Stated problem: Filter these entries, keeping only lines that hold the word "false".

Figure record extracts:

__________________________________________________

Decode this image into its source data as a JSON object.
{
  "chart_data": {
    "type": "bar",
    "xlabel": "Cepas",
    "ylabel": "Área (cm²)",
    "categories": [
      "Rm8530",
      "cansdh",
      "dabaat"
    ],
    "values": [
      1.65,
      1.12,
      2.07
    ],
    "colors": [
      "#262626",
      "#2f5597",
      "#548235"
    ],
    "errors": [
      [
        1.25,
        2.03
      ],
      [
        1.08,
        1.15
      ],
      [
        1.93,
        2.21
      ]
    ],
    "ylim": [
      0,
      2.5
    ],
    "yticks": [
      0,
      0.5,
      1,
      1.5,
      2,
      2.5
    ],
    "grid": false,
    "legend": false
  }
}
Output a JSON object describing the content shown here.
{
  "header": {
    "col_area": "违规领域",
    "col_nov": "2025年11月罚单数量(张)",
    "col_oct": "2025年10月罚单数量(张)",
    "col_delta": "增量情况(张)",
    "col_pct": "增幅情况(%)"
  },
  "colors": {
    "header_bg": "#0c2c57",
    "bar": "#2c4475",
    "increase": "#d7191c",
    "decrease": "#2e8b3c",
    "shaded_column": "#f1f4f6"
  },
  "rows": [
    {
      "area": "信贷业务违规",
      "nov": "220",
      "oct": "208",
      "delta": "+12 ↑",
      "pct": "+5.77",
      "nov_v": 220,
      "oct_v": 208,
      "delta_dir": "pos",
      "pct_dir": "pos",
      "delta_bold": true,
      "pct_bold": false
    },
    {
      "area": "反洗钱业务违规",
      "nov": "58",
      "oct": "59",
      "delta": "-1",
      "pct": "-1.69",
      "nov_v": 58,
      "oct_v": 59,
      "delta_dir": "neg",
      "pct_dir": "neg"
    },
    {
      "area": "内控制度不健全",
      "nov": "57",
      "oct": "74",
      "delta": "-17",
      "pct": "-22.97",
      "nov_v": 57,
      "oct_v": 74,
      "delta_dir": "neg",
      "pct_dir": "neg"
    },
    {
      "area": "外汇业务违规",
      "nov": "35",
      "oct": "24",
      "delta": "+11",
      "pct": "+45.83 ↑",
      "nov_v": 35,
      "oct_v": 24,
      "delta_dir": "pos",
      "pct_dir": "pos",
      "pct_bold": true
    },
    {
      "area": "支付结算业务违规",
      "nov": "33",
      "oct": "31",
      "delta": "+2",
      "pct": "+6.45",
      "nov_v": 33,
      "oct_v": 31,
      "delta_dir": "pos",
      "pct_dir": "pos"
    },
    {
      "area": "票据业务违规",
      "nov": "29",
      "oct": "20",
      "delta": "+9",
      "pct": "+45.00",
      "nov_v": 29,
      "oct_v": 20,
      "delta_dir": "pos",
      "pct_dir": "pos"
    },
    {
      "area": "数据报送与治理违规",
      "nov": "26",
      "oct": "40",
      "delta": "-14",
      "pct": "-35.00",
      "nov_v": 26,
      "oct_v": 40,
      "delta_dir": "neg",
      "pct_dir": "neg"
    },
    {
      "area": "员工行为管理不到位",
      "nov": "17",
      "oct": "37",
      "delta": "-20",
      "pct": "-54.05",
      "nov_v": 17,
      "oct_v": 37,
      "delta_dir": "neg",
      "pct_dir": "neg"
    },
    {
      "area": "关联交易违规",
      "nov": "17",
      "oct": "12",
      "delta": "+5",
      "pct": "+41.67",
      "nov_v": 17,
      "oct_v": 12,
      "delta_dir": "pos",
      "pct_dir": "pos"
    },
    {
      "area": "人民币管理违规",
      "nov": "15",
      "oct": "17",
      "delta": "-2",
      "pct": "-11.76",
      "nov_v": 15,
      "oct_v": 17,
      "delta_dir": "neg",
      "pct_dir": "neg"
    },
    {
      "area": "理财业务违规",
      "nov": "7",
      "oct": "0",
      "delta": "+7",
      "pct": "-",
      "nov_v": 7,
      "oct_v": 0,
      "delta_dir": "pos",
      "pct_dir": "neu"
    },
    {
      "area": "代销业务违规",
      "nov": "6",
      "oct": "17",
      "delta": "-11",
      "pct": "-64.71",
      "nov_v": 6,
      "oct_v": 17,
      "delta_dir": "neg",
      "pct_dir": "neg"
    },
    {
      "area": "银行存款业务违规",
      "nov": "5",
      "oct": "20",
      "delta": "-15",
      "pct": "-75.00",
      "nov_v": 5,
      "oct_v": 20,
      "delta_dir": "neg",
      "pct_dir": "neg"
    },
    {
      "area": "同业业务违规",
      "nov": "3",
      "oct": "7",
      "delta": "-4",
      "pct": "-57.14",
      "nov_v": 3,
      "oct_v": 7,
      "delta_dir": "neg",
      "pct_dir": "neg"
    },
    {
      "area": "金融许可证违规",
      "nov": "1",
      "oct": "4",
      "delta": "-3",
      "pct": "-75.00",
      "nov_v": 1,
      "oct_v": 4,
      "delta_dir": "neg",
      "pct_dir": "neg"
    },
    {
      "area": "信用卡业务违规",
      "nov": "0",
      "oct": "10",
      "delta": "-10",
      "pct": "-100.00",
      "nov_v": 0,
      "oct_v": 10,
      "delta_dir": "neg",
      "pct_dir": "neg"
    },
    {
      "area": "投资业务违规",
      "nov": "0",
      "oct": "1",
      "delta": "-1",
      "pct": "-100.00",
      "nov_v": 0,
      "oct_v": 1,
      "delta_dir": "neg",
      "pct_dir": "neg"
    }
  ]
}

__________________________________________________

Solution to this task:
    "grid": false,
    "legend": false
      "pct_bold": false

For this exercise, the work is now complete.